::: ENTRIES SHOWN

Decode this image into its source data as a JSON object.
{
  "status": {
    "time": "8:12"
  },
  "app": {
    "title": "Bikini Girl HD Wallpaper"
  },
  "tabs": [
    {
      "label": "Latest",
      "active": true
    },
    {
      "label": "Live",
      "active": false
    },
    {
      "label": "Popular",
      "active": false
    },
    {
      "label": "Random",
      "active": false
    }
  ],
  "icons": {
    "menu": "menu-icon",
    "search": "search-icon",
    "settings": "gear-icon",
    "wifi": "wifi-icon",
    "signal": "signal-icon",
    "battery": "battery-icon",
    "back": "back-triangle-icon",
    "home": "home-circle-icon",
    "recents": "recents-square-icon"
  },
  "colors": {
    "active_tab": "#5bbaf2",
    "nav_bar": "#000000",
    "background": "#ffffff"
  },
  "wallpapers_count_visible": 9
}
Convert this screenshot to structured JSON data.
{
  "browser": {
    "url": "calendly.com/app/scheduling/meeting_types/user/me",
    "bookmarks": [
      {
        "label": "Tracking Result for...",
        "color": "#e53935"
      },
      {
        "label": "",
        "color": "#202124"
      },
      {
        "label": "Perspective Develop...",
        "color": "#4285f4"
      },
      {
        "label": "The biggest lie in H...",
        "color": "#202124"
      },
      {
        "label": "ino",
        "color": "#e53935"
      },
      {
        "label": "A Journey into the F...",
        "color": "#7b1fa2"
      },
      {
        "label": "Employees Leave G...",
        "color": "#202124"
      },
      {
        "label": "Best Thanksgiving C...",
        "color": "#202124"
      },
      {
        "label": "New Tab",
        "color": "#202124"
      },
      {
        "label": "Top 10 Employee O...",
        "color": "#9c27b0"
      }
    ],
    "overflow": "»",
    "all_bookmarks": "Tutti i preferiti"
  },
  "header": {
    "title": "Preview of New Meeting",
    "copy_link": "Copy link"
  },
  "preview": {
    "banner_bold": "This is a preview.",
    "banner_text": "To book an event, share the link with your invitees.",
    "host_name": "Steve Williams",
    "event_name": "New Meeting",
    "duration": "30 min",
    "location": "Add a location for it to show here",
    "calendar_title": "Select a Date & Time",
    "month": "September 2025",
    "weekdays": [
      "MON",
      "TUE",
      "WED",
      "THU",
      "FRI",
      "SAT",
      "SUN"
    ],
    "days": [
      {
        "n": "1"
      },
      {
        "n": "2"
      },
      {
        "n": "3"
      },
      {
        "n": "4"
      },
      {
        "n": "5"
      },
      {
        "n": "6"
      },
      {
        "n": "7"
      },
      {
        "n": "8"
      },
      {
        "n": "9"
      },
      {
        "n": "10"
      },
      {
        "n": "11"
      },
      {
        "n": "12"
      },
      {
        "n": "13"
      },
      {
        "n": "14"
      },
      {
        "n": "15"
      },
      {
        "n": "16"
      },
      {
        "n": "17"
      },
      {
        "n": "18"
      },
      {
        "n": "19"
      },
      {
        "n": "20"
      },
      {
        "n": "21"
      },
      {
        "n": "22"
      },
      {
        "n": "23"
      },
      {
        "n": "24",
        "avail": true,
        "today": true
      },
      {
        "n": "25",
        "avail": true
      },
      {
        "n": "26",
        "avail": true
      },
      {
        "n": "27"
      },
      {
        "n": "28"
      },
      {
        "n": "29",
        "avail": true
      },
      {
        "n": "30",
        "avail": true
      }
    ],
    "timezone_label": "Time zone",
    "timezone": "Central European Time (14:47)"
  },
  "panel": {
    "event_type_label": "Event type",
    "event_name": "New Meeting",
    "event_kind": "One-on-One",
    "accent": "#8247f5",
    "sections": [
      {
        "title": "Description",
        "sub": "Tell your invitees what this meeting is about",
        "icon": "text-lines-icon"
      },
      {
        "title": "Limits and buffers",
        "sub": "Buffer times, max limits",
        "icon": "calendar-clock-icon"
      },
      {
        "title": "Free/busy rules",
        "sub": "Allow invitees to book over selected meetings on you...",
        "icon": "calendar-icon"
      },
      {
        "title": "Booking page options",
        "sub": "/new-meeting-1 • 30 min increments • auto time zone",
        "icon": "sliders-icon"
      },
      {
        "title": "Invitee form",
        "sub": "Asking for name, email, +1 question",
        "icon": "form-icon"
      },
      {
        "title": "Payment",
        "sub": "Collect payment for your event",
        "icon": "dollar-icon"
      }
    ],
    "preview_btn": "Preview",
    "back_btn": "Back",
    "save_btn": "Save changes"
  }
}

::::::

* WHAT THE TASK REQUIRES: Find the lines above that contain the word "your" and collect them.

* PROBLEM SOLUTION:
    "banner_text": "To book an event, share the link with your invitees.",
        "sub": "Tell your invitees what this meeting is about",
        "sub": "Collect payment for your event",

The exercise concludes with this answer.